* _Problem description_:
In the listing, switch every "interactable" to "clickable" from the line with "table-panel: Table Panel" to the line with "graph-node-1[interactable]: 1 bbox=[729, 277, 771, 319]", and reproduce only those lines with everything else unchanged.

— Begin —

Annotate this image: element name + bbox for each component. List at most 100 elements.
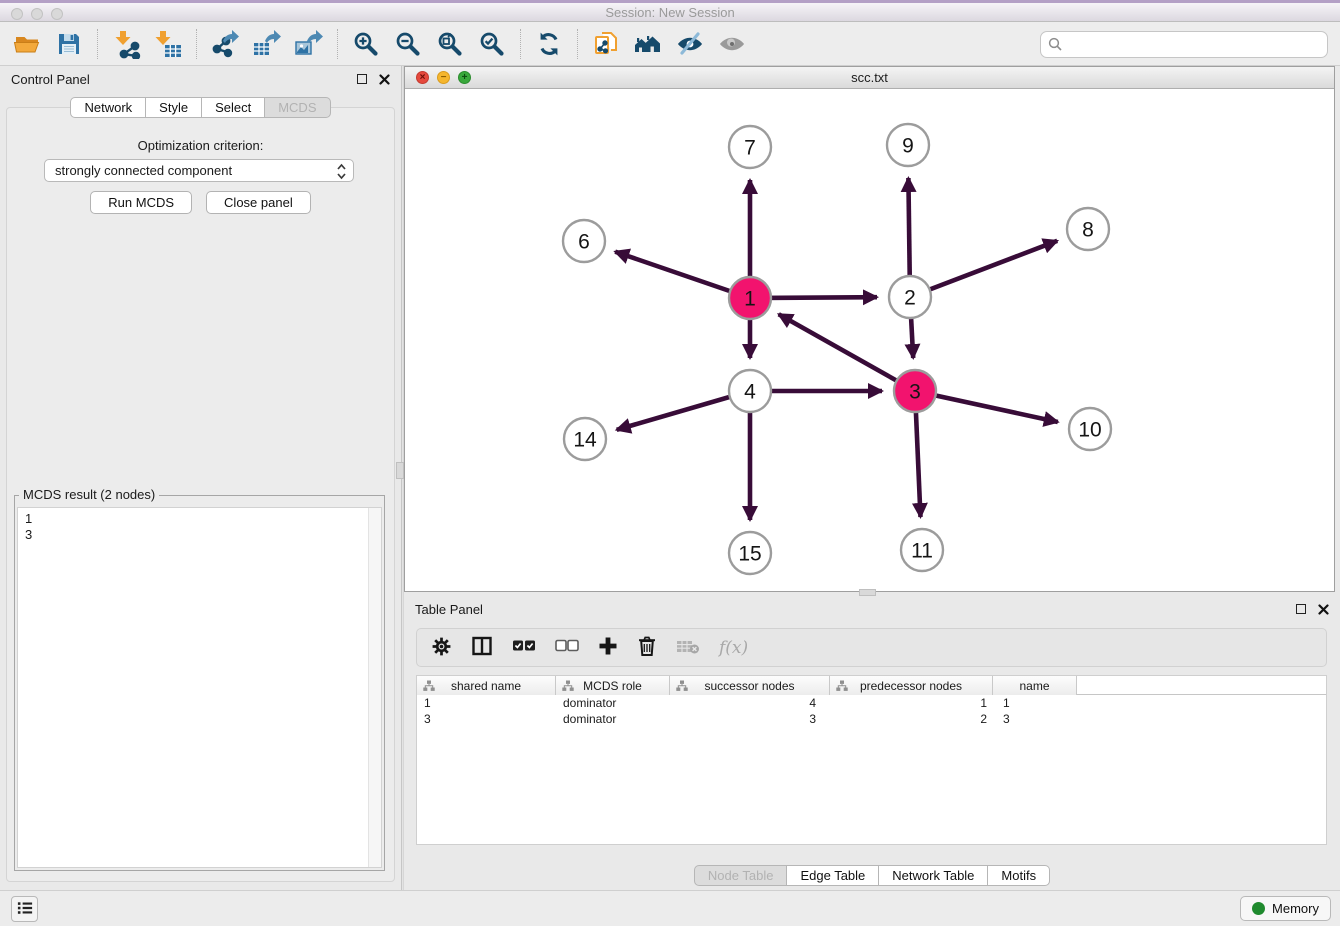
table-panel: Table Panel f(x) shared nameMCDS rolesuc… bbox=[404, 596, 1340, 890]
run-mcds-button[interactable]: Run MCDS bbox=[90, 191, 192, 214]
column-header-predecessor-nodes[interactable]: predecessor nodes bbox=[830, 676, 993, 695]
export-network-button[interactable] bbox=[204, 25, 246, 63]
delete-table-button bbox=[676, 637, 700, 658]
graph-node-9[interactable]: 9 bbox=[887, 124, 929, 166]
main-toolbar bbox=[0, 22, 1340, 66]
close-panel-icon[interactable] bbox=[379, 74, 390, 85]
cell-shared-name[interactable]: 3 bbox=[417, 711, 556, 727]
cell-successor-nodes[interactable]: 4 bbox=[670, 695, 830, 711]
memory-button[interactable]: Memory bbox=[1240, 896, 1331, 921]
refresh-view-button[interactable] bbox=[528, 25, 570, 63]
zoom-fit-button[interactable] bbox=[429, 25, 471, 63]
cell-name[interactable]: 3 bbox=[993, 711, 1077, 727]
tab-select[interactable]: Select bbox=[202, 97, 265, 118]
graph-edge-2-8[interactable] bbox=[910, 241, 1057, 297]
float-table-panel-icon[interactable] bbox=[1296, 604, 1306, 614]
graph-edge-3-1[interactable] bbox=[779, 314, 915, 391]
graph-node-11[interactable]: 11 bbox=[901, 529, 943, 571]
delete-columns-button[interactable] bbox=[637, 635, 657, 660]
table-tab-motifs[interactable]: Motifs bbox=[988, 865, 1050, 886]
float-panel-icon[interactable] bbox=[357, 74, 367, 84]
graph-node-10[interactable]: 10 bbox=[1069, 408, 1111, 450]
vertical-splitter-grip[interactable] bbox=[396, 462, 404, 479]
toolbar-separator bbox=[577, 29, 578, 59]
create-column-button[interactable] bbox=[598, 636, 618, 659]
mcds-result-area[interactable]: 1 3 bbox=[17, 507, 382, 868]
search-input[interactable] bbox=[1069, 33, 1319, 56]
graph-node-1[interactable]: 1 bbox=[729, 277, 771, 319]
show-columns-button[interactable] bbox=[471, 635, 493, 660]
table-row[interactable]: 3dominator323 bbox=[417, 711, 1326, 727]
graph-node-4[interactable]: 4 bbox=[729, 370, 771, 412]
import-network-button[interactable] bbox=[105, 25, 147, 63]
cell-shared-name[interactable]: 1 bbox=[417, 695, 556, 711]
table-settings-button[interactable] bbox=[431, 636, 452, 660]
control-panel: Control Panel NetworkStyleSelectMCDS Opt… bbox=[0, 66, 401, 890]
show-all-button[interactable] bbox=[711, 25, 753, 63]
clone-network-icon bbox=[591, 29, 621, 59]
table-tab-network-table[interactable]: Network Table bbox=[879, 865, 988, 886]
table-header: shared nameMCDS rolesuccessor nodes prede… bbox=[417, 676, 1326, 695]
import-table-button[interactable] bbox=[147, 25, 189, 63]
zoom-in-button[interactable] bbox=[345, 25, 387, 63]
control-panel-header: Control Panel bbox=[0, 66, 401, 92]
dropdown-stepper-icon bbox=[336, 163, 347, 186]
app-titlebar: Session: New Session bbox=[0, 0, 1340, 22]
cell-predecessor-nodes[interactable]: 1 bbox=[830, 695, 993, 711]
close-panel-button[interactable]: Close panel bbox=[206, 191, 311, 214]
criterion-dropdown[interactable]: strongly connected component bbox=[44, 159, 354, 182]
node-label: 10 bbox=[1078, 419, 1101, 442]
graph-node-15[interactable]: 15 bbox=[729, 532, 771, 574]
unselect-all-columns-button[interactable] bbox=[555, 638, 579, 657]
zoom-out-button[interactable] bbox=[387, 25, 429, 63]
node-table: shared nameMCDS rolesuccessor nodes prede… bbox=[416, 675, 1327, 845]
cell-mcds-role[interactable]: dominator bbox=[556, 711, 670, 727]
toolbar-buttons bbox=[6, 22, 753, 65]
home-view-button[interactable] bbox=[627, 25, 669, 63]
import-table-icon bbox=[153, 29, 183, 59]
save-session-button[interactable] bbox=[48, 25, 90, 63]
network-canvas[interactable]: 7 9 6 8 1 2 4 3 14 10 15 11 bbox=[405, 89, 1334, 591]
graph-node-7[interactable]: 7 bbox=[729, 126, 771, 168]
export-table-button[interactable] bbox=[246, 25, 288, 63]
mcds-result-group: MCDS result (2 nodes) 1 3 bbox=[14, 495, 385, 871]
graph-node-2[interactable]: 2 bbox=[889, 276, 931, 318]
node-label: 9 bbox=[902, 135, 914, 158]
graph-node-3[interactable]: 3 bbox=[894, 370, 936, 412]
optimization-criterion-label: Optimization criterion: bbox=[7, 138, 394, 153]
graph-node-6[interactable]: 6 bbox=[563, 220, 605, 262]
cell-predecessor-nodes[interactable]: 2 bbox=[830, 711, 993, 727]
tree-icon bbox=[676, 680, 688, 695]
cell-successor-nodes[interactable]: 3 bbox=[670, 711, 830, 727]
column-label: predecessor nodes bbox=[860, 679, 962, 693]
select-all-columns-button[interactable] bbox=[512, 638, 536, 657]
gear-icon bbox=[431, 636, 452, 660]
table-panel-title: Table Panel bbox=[415, 602, 483, 617]
open-session-button[interactable] bbox=[6, 25, 48, 63]
close-table-panel-icon[interactable] bbox=[1318, 604, 1329, 615]
table-row[interactable]: 1dominator411 bbox=[417, 695, 1326, 711]
search-icon bbox=[1048, 37, 1063, 55]
zoom-selected-button[interactable] bbox=[471, 25, 513, 63]
column-header-mcds-role[interactable]: MCDS role bbox=[556, 676, 670, 695]
cell-mcds-role[interactable]: dominator bbox=[556, 695, 670, 711]
hide-selected-button[interactable] bbox=[669, 25, 711, 63]
task-history-button[interactable] bbox=[11, 896, 38, 922]
column-header-shared-name[interactable]: shared name bbox=[417, 676, 556, 695]
tab-mcds[interactable]: MCDS bbox=[265, 97, 330, 118]
column-header-successor-nodes[interactable]: successor nodes bbox=[670, 676, 830, 695]
column-header-name[interactable]: name bbox=[993, 676, 1077, 695]
tab-style[interactable]: Style bbox=[146, 97, 202, 118]
clone-network-button[interactable] bbox=[585, 25, 627, 63]
table-tab-edge-table[interactable]: Edge Table bbox=[787, 865, 879, 886]
node-label: 2 bbox=[904, 287, 916, 310]
graph-node-14[interactable]: 14 bbox=[564, 418, 606, 460]
cell-name[interactable]: 1 bbox=[993, 695, 1077, 711]
graph-node-8[interactable]: 8 bbox=[1067, 208, 1109, 250]
result-scrollbar[interactable] bbox=[368, 508, 381, 867]
horizontal-splitter-grip[interactable] bbox=[859, 589, 876, 596]
table-tab-node-table[interactable]: Node Table bbox=[694, 865, 788, 886]
export-image-button[interactable] bbox=[288, 25, 330, 63]
tab-network[interactable]: Network bbox=[70, 97, 146, 118]
node-label: 14 bbox=[573, 429, 597, 452]
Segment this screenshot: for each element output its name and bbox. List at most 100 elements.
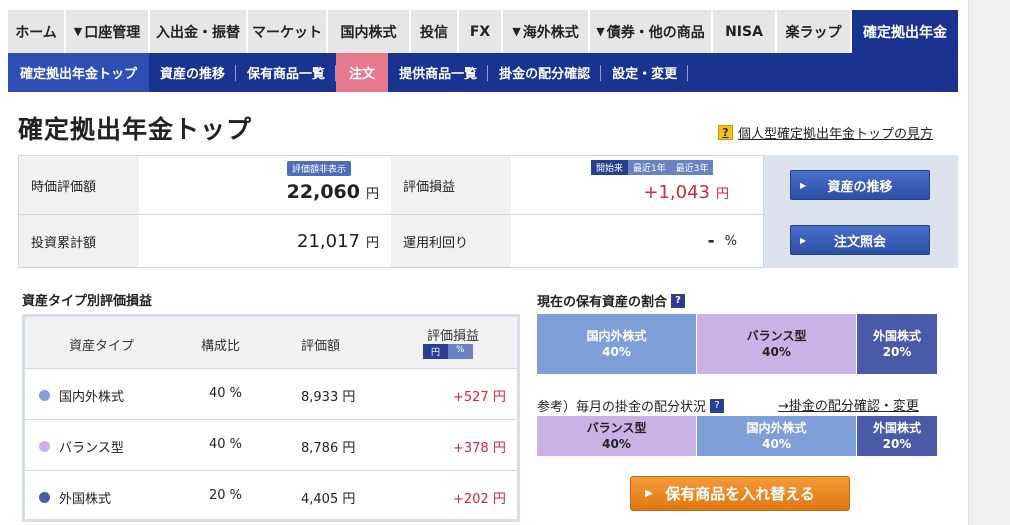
bar-segment: 国内外株式 40% [697, 416, 857, 456]
contribution-bar: バランス型 40% 国内外株式 40% 外国株式 20% [537, 416, 937, 456]
bar-segment: バランス型 40% [537, 416, 697, 456]
swap-holdings-button-label: 保有商品を入れ替える [665, 485, 815, 503]
cell-name: 外国株式 [59, 492, 112, 507]
nav-tab-7[interactable]: ▼ 海外株式 [503, 10, 590, 53]
subnav-item-0[interactable]: 確定拠出年金トップ [8, 53, 150, 92]
contribution-settings-link[interactable]: →掛金の配分確認・変更 [778, 395, 919, 414]
pl-amount: +1,043 [643, 181, 710, 203]
segment-percent: 20% [882, 345, 912, 359]
legend-dot [39, 492, 50, 503]
holding-ratio-bar: 国内外株式 40% バランス型 40% 外国株式 20% [537, 314, 937, 374]
cell-pl: +527 円 [453, 390, 506, 405]
subnav-item-4[interactable]: 提供商品一覧 [388, 53, 489, 92]
segment-percent: 40% [762, 437, 791, 451]
header-ratio: 構成比 [201, 339, 241, 354]
scrollbar[interactable] [968, 0, 1010, 525]
nav-tab-8[interactable]: ▼ 債券・他の商品 [590, 10, 713, 53]
nav-tab-label: マーケット [252, 24, 322, 41]
period-tab-3y[interactable]: 最近3年 [670, 160, 714, 175]
nav-tab-label: ホーム [15, 24, 57, 41]
page: ホーム ▼ 口座管理 入出金・振替 マーケット 国内株式 投信 FX ▼ 海外株式 ▼ 債券・他の商品… [0, 0, 1010, 525]
nav-tab-1[interactable]: ▼ 口座管理 [66, 10, 150, 53]
nav-tab-label: 債券・他の商品 [606, 24, 705, 41]
order-inquiry-button[interactable]: ▶ 注文照会 [790, 225, 930, 255]
holding-ratio-title: 現在の保有資産の割合 ? [537, 291, 686, 310]
cell-value: 8,786 円 [301, 441, 356, 456]
yield-amount: - [707, 231, 715, 251]
market-value-label: 時価評価額 [19, 156, 139, 214]
nav-tab-0[interactable]: ホーム [8, 10, 66, 53]
table-row: 国内外株式 40 % 8,933 円 +527 円 [25, 369, 517, 420]
cell-ratio: 20 % [209, 488, 243, 503]
pl-unit: 円 [715, 186, 729, 202]
bar-segment: 外国株式 20% [857, 314, 937, 374]
cell-name: 国内外株式 [59, 390, 125, 405]
help-link[interactable]: ? 個人型確定拠出年金トップの見方 [718, 123, 933, 142]
period-tab-1y[interactable]: 最近1年 [628, 160, 671, 175]
nav-tab-label: 入出金・振替 [156, 24, 240, 41]
subnav-item-6[interactable]: 設定・変更 [601, 53, 689, 92]
yield-value: - % [511, 215, 765, 267]
order-inquiry-button-label: 注文照会 [833, 234, 886, 250]
nav-tab-label: FX [469, 23, 491, 40]
nav-tab-5[interactable]: 投信 [411, 10, 459, 53]
yield-label: 運用利回り [391, 215, 511, 267]
subnav-item-5[interactable]: 掛金の配分確認 [488, 53, 602, 92]
nav-tab-10[interactable]: 楽ラップ [777, 10, 852, 53]
holding-ratio-title-text: 現在の保有資産の割合 [537, 295, 668, 310]
nav-tab-9[interactable]: NISA [713, 10, 777, 53]
nav-tab-11[interactable]: 確定拠出年金 [852, 10, 958, 53]
segment-percent: 40% [602, 345, 631, 359]
table-row: バランス型 40 % 8,786 円 +378 円 [25, 420, 517, 471]
nav-tab-6[interactable]: FX [459, 10, 503, 53]
cell-pl: +378 円 [453, 441, 506, 456]
cell-ratio: 40 % [209, 386, 243, 401]
help-icon[interactable]: ? [671, 293, 686, 308]
summary-panel: 時価評価額 22,060 円 評価額非表示 評価損益 +1,043 円 開始来 … [18, 155, 958, 268]
contribution-title-text: 参考）毎月の掛金の配分状況 [537, 400, 707, 415]
asset-history-button[interactable]: ▶ 資産の推移 [790, 170, 930, 200]
page-title: 確定拠出年金トップ [18, 115, 253, 144]
unit-tab-percent[interactable]: % [448, 344, 473, 359]
period-tab-since-start[interactable]: 開始来 [591, 160, 629, 175]
swap-holdings-button[interactable]: ▶ 保有商品を入れ替える [630, 476, 850, 511]
table-row: 外国株式 20 % 4,405 円 +202 円 [25, 471, 517, 522]
cell-name: バランス型 [59, 441, 124, 456]
subnav-item-3[interactable]: 注文 [336, 53, 389, 92]
header-value: 評価額 [301, 339, 341, 354]
segment-percent: 20% [882, 437, 912, 451]
segment-label: バランス型 [746, 329, 807, 343]
nav-tab-label: 口座管理 [84, 24, 141, 41]
asset-table-title: 資産タイプ別評価損益 [22, 294, 153, 309]
pl-unit-toggle: 円 % [423, 344, 473, 359]
contribution-title: 参考）毎月の掛金の配分状況 ? [537, 396, 725, 415]
caret-down-icon: ▼ [596, 25, 605, 38]
cell-value: 8,933 円 [301, 390, 356, 405]
legend-dot [39, 390, 50, 401]
yield-unit: % [724, 233, 737, 249]
pl-label: 評価損益 [391, 156, 511, 214]
bar-segment: 外国株式 20% [857, 416, 937, 456]
summary-table: 時価評価額 22,060 円 評価額非表示 評価損益 +1,043 円 開始来 … [18, 155, 765, 268]
cell-value: 4,405 円 [301, 492, 356, 507]
hide-value-badge[interactable]: 評価額非表示 [287, 161, 352, 176]
asset-history-button-label: 資産の推移 [827, 179, 893, 195]
bar-segment: 国内外株式 40% [537, 314, 697, 374]
arrow-right-icon: ▶ [645, 488, 653, 499]
nav-tab-2[interactable]: 入出金・振替 [150, 10, 248, 53]
unit-tab-yen[interactable]: 円 [423, 344, 449, 359]
subnav-item-2[interactable]: 保有商品一覧 [236, 53, 337, 92]
subnav-item-1[interactable]: 資産の推移 [149, 53, 237, 92]
nav-tab-label: 国内株式 [340, 24, 397, 41]
sub-navigation: 確定拠出年金トップ 資産の推移 保有商品一覧 注文 提供商品一覧 掛金の配分確認 設定・変更 [8, 53, 958, 92]
help-link-text: 個人型確定拠出年金トップの見方 [738, 127, 934, 142]
help-icon[interactable]: ? [710, 398, 725, 413]
nav-tab-4[interactable]: 国内株式 [328, 10, 411, 53]
market-value-unit: 円 [365, 186, 379, 202]
help-icon: ? [718, 125, 733, 140]
nav-tab-label: 確定拠出年金 [863, 24, 947, 41]
nav-tab-3[interactable]: マーケット [248, 10, 328, 53]
caret-down-icon: ▼ [73, 25, 83, 38]
invest-total-label: 投資累計額 [19, 215, 139, 267]
nav-tab-label: NISA [725, 23, 763, 40]
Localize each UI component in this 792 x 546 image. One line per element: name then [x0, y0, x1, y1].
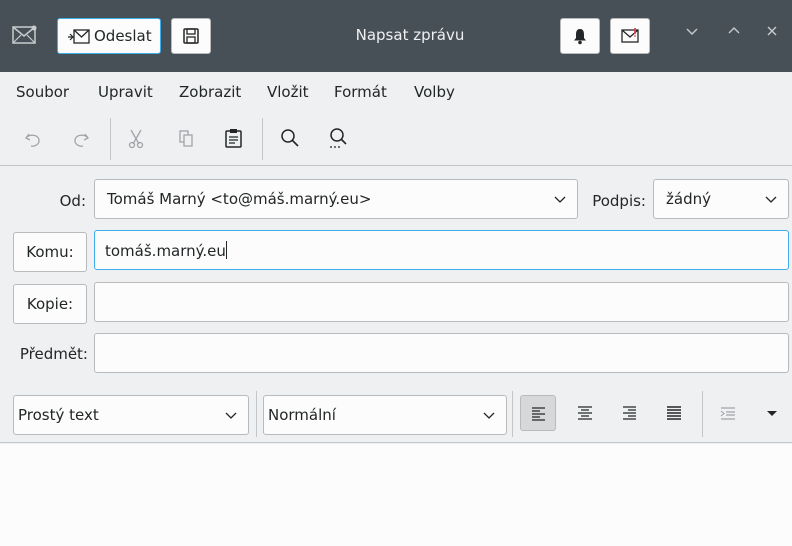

— End —

* _Correct response_:
table-panel: Table Panel f(x) shared nameMCDS rolesuc… bbox=[404, 596, 1340, 890]
run-mcds-button[clickable]: Run MCDS bbox=[90, 191, 192, 214]
column-header-predecessor-nodes[clickable]: predecessor nodes bbox=[830, 676, 993, 695]
export-network-button[clickable] bbox=[204, 25, 246, 63]
delete-table-button bbox=[676, 637, 700, 658]
graph-node-9[clickable]: 9 bbox=[887, 124, 929, 166]
main-toolbar bbox=[0, 22, 1340, 66]
close-panel-icon[clickable] bbox=[379, 74, 390, 85]
cell-shared-name[clickable]: 3 bbox=[417, 711, 556, 727]
cell-successor-nodes[clickable]: 4 bbox=[670, 695, 830, 711]
memory-button[clickable]: Memory bbox=[1240, 896, 1331, 921]
refresh-view-button[clickable] bbox=[528, 25, 570, 63]
zoom-fit-button[clickable] bbox=[429, 25, 471, 63]
cell-name[clickable]: 3 bbox=[993, 711, 1077, 727]
tab-select[clickable]: Select bbox=[202, 97, 265, 118]
graph-edge-2-8[clickable] bbox=[910, 241, 1057, 297]
float-table-panel-icon[clickable] bbox=[1296, 604, 1306, 614]
graph-edge-3-1[clickable] bbox=[779, 314, 915, 391]
graph-node-11[clickable]: 11 bbox=[901, 529, 943, 571]
delete-columns-button[clickable] bbox=[637, 635, 657, 660]
table-tab-motifs[clickable]: Motifs bbox=[988, 865, 1050, 886]
float-panel-icon[clickable] bbox=[357, 74, 367, 84]
graph-node-10[clickable]: 10 bbox=[1069, 408, 1111, 450]
vertical-splitter-grip[clickable] bbox=[396, 462, 404, 479]
toolbar-separator bbox=[577, 29, 578, 59]
create-column-button[clickable] bbox=[598, 636, 618, 659]
mcds-result-area[clickable]: 1 3 bbox=[17, 507, 382, 868]
search-input[clickable] bbox=[1069, 33, 1319, 56]
graph-node-1[clickable]: 1 bbox=[729, 277, 771, 319]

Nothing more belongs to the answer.